Extracted records
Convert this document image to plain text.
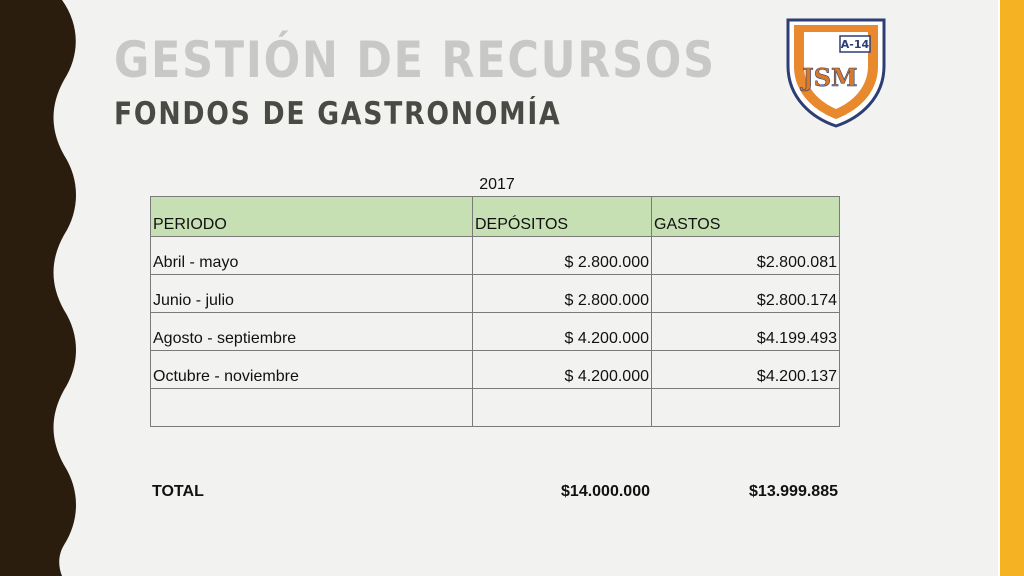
GESTIÓN DE RECURSOS
FONDOS DE GASTRONOMÍA
A-14
JSM
2017
PERIODO	DEPÓSITOS	GASTOS
Abril - mayo	$ 2.800.000	$2.800.081
Junio - julio	$ 2.800.000	$2.800.174
Agosto - septiembre	$ 4.200.000	$4.199.493
Octubre - noviembre	$ 4.200.000	$4.200.137

TOTAL	$14.000.000	$13.999.885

Goal: Transcribe the listing in full. Omit the pictures and keep every line exact.

Final result:
Convert this document image to plain text.
GESTIÓN DE RECURSOS
FONDOS DE GASTRONOMÍA
A-14
JSM
2017
PERIODO	DEPÓSITOS	GASTOS
Abril - mayo	$ 2.800.000	$2.800.081
Junio - julio	$ 2.800.000	$2.800.174
Agosto - septiembre	$ 4.200.000	$4.199.493
Octubre - noviembre	$ 4.200.000	$4.200.137

TOTAL	$14.000.000	$13.999.885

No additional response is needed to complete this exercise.